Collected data
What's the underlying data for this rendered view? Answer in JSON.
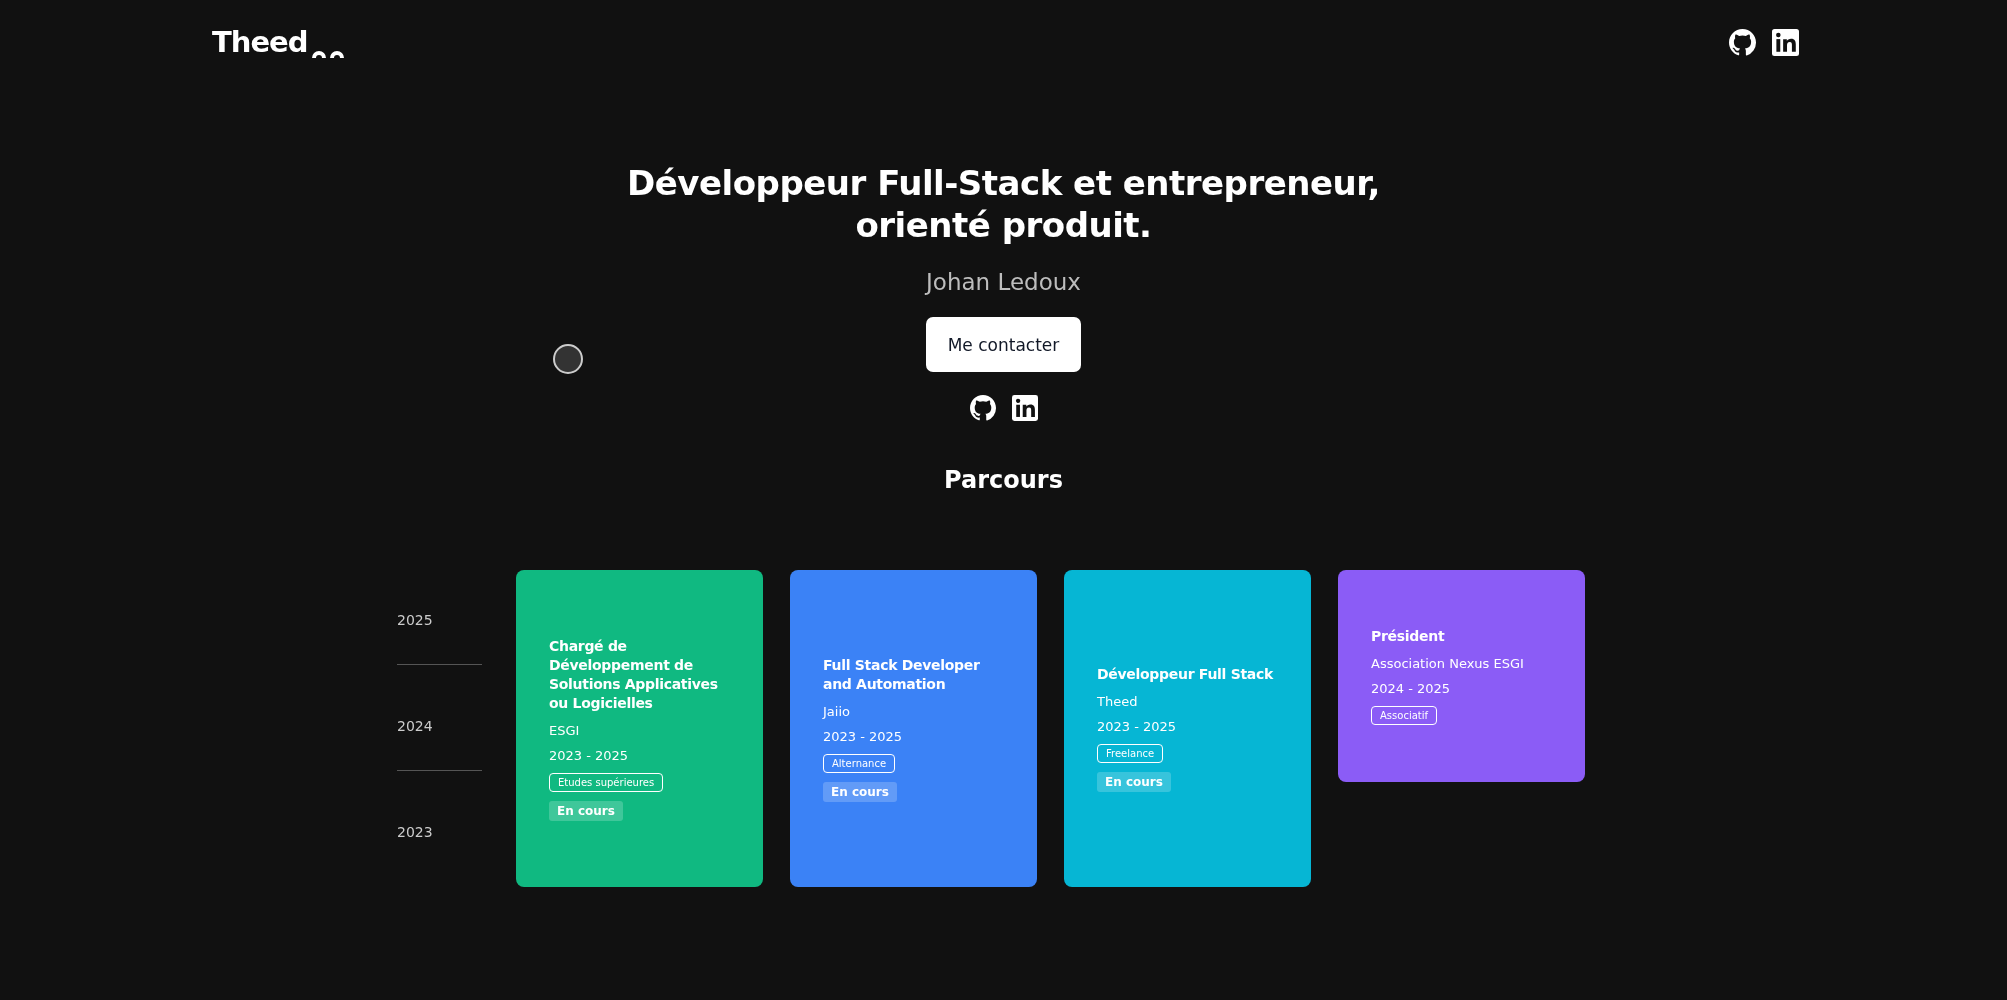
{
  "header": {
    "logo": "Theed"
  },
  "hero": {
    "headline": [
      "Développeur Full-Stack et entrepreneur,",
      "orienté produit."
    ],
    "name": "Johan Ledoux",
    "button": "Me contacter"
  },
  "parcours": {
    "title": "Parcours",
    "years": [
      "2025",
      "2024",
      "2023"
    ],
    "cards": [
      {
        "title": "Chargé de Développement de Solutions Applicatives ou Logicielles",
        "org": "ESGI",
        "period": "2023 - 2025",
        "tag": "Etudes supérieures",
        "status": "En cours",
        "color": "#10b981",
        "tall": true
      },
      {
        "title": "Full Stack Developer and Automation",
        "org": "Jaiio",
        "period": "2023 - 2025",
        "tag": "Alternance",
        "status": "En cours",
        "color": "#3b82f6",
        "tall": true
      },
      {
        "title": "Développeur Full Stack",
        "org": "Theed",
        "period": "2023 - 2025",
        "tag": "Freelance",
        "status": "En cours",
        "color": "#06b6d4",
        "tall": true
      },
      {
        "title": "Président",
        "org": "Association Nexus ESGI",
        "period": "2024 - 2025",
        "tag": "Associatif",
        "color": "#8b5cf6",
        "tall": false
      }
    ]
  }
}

* * *

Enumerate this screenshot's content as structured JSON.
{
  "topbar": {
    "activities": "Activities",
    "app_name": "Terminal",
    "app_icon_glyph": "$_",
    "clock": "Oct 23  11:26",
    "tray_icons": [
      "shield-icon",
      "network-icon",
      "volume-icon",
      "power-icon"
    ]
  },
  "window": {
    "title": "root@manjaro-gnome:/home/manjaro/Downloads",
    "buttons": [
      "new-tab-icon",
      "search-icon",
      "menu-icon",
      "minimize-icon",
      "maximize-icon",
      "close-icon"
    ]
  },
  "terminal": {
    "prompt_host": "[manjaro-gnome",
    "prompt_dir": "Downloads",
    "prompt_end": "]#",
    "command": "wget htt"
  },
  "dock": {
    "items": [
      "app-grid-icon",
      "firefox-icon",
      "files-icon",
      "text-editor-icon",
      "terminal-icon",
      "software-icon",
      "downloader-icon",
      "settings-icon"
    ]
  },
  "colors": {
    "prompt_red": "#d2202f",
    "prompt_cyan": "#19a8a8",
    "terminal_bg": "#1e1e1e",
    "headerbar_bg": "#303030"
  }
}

__STATED GOAL__
State how many lines above contain the string "Stack", with no other words.

__REPLY__
3